* begin *
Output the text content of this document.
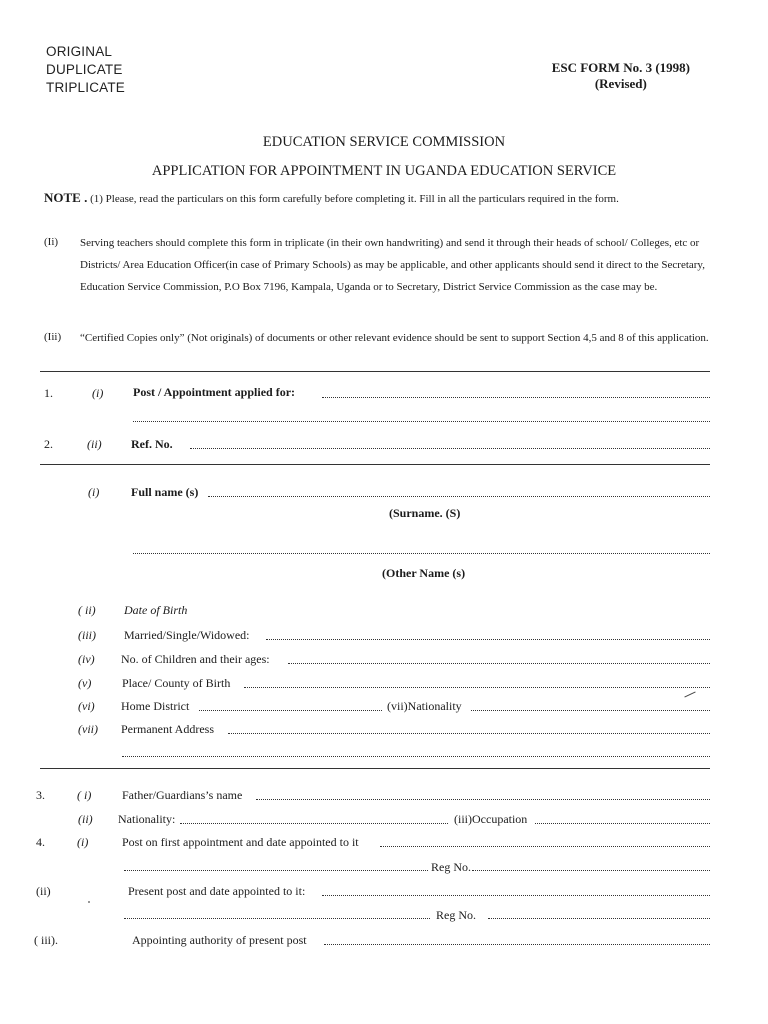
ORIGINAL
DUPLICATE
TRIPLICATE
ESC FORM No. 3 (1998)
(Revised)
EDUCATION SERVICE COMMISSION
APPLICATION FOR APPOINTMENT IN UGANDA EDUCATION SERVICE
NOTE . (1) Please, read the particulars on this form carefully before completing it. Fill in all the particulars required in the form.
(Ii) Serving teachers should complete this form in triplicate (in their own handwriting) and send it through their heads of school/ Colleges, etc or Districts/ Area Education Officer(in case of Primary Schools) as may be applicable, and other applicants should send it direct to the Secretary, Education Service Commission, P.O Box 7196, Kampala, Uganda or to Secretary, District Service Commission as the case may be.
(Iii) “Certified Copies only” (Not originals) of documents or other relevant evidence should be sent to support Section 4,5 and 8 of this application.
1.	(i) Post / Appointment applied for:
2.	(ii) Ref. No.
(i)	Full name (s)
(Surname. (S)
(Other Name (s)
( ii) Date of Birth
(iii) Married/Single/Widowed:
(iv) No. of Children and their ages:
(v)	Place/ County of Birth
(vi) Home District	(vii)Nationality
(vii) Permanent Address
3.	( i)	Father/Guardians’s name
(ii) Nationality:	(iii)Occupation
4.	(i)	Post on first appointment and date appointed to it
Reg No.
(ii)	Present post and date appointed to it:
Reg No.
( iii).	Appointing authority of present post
* end *
### What is needed
Lines containing the string "Nationality" are to be selected and copied.

### Result for this exercise
(vi) Home District	(vii)Nationality
(ii) Nationality:	(iii)Occupation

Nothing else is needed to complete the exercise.